## BEGIN Dataset content
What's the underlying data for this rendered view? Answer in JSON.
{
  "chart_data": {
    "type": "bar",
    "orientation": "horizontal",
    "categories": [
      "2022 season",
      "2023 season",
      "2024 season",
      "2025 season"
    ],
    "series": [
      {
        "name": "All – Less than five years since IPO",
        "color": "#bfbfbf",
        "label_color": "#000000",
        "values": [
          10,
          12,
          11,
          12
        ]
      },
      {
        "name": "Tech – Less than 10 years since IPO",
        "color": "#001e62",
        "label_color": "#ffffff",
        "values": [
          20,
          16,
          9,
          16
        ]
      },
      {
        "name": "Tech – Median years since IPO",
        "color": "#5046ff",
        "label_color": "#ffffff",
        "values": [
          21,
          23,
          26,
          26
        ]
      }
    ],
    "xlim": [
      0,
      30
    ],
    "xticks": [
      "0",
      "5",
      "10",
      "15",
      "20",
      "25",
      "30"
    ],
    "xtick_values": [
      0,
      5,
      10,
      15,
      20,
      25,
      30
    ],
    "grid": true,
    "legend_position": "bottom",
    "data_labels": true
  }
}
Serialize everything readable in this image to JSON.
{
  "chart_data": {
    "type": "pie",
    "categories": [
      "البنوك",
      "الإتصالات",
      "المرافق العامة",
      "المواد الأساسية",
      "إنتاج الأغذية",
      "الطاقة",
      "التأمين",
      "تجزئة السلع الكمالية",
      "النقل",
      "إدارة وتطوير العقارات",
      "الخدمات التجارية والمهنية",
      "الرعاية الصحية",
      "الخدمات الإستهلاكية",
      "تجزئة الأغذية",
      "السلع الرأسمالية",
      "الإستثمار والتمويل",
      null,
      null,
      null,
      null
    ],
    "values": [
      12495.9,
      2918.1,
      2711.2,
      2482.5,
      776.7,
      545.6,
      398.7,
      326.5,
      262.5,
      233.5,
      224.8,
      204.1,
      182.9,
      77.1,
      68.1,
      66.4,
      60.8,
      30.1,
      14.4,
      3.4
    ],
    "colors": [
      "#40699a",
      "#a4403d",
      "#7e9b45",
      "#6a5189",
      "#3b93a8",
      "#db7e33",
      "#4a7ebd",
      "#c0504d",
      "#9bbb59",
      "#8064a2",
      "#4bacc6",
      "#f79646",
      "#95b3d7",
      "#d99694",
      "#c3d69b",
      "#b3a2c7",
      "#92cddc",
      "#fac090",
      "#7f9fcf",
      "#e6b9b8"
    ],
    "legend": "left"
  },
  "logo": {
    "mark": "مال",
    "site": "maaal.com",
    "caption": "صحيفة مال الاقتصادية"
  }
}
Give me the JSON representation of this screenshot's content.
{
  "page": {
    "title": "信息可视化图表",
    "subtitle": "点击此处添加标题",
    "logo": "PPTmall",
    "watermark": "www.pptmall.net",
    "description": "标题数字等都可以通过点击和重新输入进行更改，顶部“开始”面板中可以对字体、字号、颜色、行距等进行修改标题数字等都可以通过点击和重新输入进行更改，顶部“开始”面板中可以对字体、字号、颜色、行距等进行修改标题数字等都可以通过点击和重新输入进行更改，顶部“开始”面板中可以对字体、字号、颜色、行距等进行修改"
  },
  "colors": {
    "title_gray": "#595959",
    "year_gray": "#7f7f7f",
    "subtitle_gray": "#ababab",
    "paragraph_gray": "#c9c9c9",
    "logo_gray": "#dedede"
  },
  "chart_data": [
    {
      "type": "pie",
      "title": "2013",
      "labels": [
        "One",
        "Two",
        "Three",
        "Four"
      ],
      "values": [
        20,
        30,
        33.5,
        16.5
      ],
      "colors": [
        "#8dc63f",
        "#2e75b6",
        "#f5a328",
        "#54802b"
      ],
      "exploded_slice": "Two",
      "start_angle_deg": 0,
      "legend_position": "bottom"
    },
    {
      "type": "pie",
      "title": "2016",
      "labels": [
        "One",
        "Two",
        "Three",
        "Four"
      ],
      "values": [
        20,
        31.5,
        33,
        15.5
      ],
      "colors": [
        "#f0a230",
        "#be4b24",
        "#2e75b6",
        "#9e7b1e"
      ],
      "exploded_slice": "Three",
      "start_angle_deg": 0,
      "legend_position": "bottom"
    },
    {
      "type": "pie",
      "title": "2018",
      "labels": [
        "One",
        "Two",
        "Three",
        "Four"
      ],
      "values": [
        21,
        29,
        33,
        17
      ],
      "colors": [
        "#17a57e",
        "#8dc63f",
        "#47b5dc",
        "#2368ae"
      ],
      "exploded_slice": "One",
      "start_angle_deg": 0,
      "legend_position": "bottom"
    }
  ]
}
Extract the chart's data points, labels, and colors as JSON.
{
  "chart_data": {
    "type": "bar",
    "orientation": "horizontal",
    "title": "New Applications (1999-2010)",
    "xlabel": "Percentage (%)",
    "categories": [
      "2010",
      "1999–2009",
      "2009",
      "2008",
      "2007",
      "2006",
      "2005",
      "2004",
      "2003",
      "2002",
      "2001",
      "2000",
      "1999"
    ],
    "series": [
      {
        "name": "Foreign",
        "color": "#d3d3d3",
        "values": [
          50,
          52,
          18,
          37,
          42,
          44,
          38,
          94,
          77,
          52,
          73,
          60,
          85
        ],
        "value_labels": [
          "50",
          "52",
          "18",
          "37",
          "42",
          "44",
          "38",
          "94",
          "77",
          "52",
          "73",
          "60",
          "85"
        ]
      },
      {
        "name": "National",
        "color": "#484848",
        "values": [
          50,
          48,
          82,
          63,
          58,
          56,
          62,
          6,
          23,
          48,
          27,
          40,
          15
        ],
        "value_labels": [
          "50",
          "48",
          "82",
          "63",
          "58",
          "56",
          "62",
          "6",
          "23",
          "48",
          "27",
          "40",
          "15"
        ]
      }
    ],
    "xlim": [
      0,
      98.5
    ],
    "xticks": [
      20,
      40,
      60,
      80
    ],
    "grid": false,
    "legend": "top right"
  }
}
## END Dataset content
» What is asked: Count how many lines contain "than" and give only that count.

» Exercise result: 2